● Material supplied

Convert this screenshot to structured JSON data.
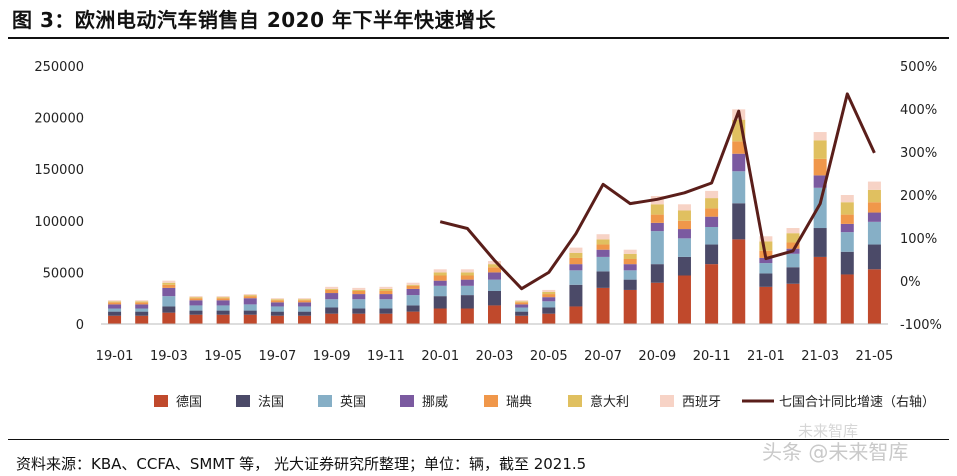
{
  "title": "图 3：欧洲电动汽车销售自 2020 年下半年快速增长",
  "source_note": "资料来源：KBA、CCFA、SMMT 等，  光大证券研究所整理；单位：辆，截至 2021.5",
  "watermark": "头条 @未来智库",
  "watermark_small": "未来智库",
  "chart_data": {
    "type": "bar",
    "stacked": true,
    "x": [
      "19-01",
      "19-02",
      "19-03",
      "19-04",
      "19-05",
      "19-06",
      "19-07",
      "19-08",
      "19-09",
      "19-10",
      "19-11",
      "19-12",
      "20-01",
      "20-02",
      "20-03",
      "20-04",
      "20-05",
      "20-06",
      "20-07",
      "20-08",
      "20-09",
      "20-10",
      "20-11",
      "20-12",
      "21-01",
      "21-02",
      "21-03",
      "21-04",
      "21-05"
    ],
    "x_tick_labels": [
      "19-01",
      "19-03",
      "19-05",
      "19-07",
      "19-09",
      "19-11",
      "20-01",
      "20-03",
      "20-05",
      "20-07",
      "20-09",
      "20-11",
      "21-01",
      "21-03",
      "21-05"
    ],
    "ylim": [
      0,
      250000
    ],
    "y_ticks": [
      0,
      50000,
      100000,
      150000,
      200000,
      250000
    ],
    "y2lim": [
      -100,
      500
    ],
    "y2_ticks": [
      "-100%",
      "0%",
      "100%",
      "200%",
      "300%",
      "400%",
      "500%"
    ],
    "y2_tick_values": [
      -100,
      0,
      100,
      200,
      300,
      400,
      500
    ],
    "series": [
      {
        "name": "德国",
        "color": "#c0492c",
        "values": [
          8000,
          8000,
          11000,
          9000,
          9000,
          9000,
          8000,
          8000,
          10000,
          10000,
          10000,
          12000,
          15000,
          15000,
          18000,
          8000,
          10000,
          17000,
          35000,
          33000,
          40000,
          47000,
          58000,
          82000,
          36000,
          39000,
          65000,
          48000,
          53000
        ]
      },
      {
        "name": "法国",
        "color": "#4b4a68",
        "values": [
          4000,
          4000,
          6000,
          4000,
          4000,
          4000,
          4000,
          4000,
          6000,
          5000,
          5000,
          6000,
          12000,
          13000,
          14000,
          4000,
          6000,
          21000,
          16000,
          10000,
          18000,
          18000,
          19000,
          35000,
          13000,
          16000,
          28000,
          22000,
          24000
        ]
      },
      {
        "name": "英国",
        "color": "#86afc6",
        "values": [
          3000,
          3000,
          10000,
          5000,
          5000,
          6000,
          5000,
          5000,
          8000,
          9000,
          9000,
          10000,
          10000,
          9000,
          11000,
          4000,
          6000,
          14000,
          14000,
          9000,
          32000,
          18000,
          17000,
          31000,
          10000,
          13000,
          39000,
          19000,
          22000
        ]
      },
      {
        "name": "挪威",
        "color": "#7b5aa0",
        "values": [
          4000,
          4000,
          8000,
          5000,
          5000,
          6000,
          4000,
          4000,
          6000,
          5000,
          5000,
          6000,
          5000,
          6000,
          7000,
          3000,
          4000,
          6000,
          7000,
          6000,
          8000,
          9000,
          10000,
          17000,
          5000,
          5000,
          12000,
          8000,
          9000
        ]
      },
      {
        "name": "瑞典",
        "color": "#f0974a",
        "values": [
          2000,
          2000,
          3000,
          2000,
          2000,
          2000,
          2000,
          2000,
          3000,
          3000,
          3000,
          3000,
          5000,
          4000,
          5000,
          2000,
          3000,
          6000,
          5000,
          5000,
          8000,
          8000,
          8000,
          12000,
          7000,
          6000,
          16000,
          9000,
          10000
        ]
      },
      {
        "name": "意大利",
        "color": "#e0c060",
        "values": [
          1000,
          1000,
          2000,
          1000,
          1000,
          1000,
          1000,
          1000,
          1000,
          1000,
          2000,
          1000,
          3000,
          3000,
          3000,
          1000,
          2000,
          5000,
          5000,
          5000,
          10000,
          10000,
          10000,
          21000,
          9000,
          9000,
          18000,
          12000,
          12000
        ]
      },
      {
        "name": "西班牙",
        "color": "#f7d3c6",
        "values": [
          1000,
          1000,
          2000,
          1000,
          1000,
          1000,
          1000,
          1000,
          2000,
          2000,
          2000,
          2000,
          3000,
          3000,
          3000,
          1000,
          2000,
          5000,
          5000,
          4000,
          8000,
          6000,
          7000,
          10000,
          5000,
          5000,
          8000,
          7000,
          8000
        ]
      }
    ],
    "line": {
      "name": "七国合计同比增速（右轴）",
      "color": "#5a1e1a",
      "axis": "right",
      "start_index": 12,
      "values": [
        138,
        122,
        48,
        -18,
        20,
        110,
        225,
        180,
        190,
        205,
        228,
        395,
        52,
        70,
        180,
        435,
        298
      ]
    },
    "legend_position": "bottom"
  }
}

● Work to do
Which lines of the data include "name"? Copy each of them.

● Right answer
        "name": "德国",
        "name": "法国",
        "name": "英国",
        "name": "挪威",
        "name": "瑞典",
        "name": "意大利",
        "name": "西班牙",
      "name": "七国合计同比增速（右轴）",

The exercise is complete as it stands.